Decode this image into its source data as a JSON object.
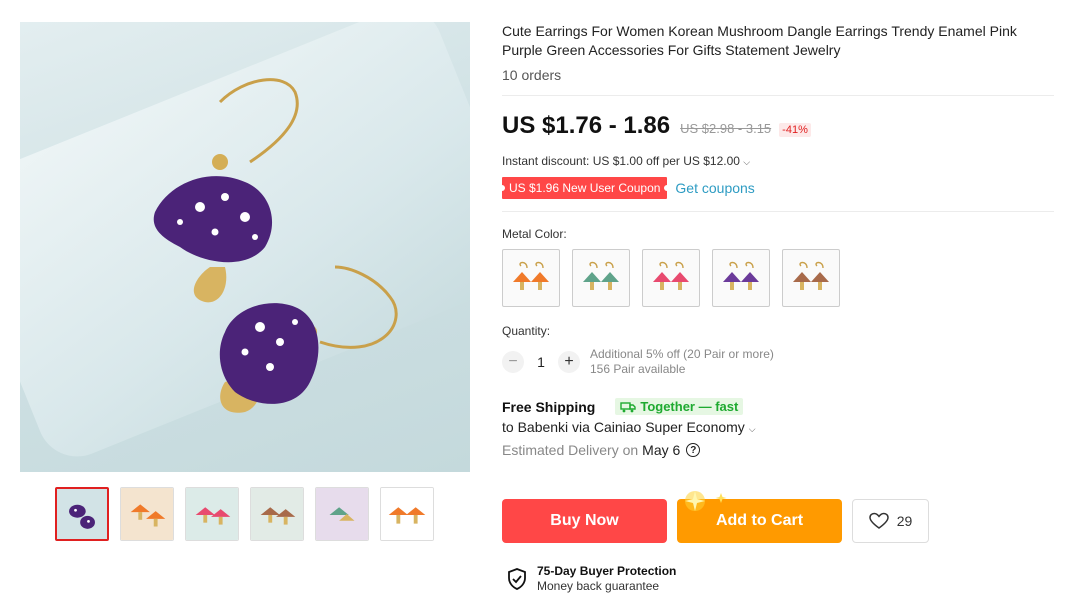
{
  "product": {
    "title": "Cute Earrings For Women Korean Mushroom Dangle Earrings Trendy Enamel Pink Purple Green Accessories For Gifts Statement Jewelry",
    "orders": "10 orders",
    "price": "US $1.76 - 1.86",
    "original_price": "US $2.98 - 3.15",
    "discount": "-41%",
    "instant_discount": "Instant discount: US $1.00 off per US $12.00",
    "coupon_badge": "US $1.96 New User Coupon",
    "get_coupons": "Get coupons"
  },
  "colors": {
    "accent": "#ff4747",
    "cart": "#ff9a00",
    "link": "#2e9cc3",
    "ship_green": "#1eaa30"
  },
  "metal_color": {
    "label": "Metal Color:",
    "options": [
      {
        "name": "orange",
        "color": "#f07a2a"
      },
      {
        "name": "green",
        "color": "#5fa38a"
      },
      {
        "name": "pink",
        "color": "#e84a6f"
      },
      {
        "name": "purple",
        "color": "#6b3a9a"
      },
      {
        "name": "brown",
        "color": "#a86a4a"
      }
    ]
  },
  "quantity": {
    "label": "Quantity:",
    "minus": "−",
    "plus": "+",
    "value": "1",
    "additional": "Additional 5% off (20 Pair or more)",
    "available": "156 Pair available"
  },
  "shipping": {
    "title": "Free Shipping",
    "badge": "Together — fast",
    "to": "to Babenki via Cainiao Super Economy",
    "estimated": "Estimated Delivery on",
    "date": "May 6"
  },
  "actions": {
    "buy_now": "Buy Now",
    "add_to_cart": "Add to Cart",
    "wishlist_count": "29"
  },
  "protection": {
    "title": "75-Day Buyer Protection",
    "subtitle": "Money back guarantee"
  },
  "gallery": {
    "thumbnails": [
      "purple",
      "orange",
      "pink",
      "brown",
      "green",
      "orange-white"
    ]
  }
}
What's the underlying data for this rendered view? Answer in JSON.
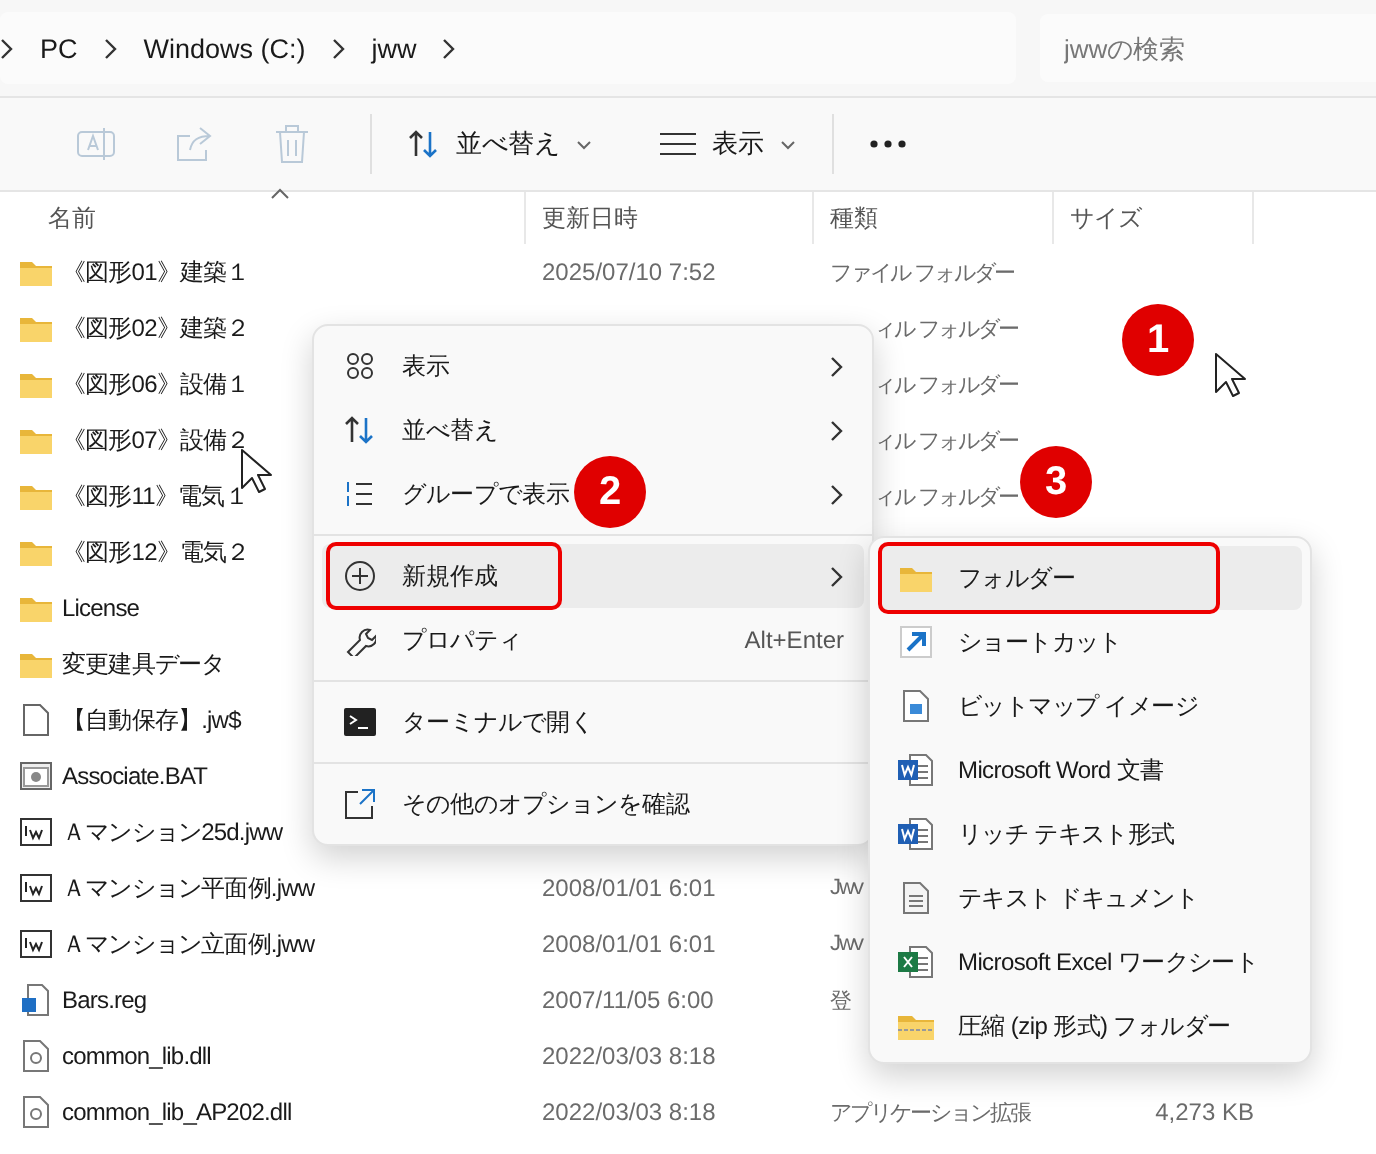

****************

» **WORK TO COMPLETE**
Select from the material above each line in which the string "Pair" appears, and list those lines.

» **REPLY**
    "additional": "Additional 5% off (20 Pair or more)",
    "available": "156 Pair available"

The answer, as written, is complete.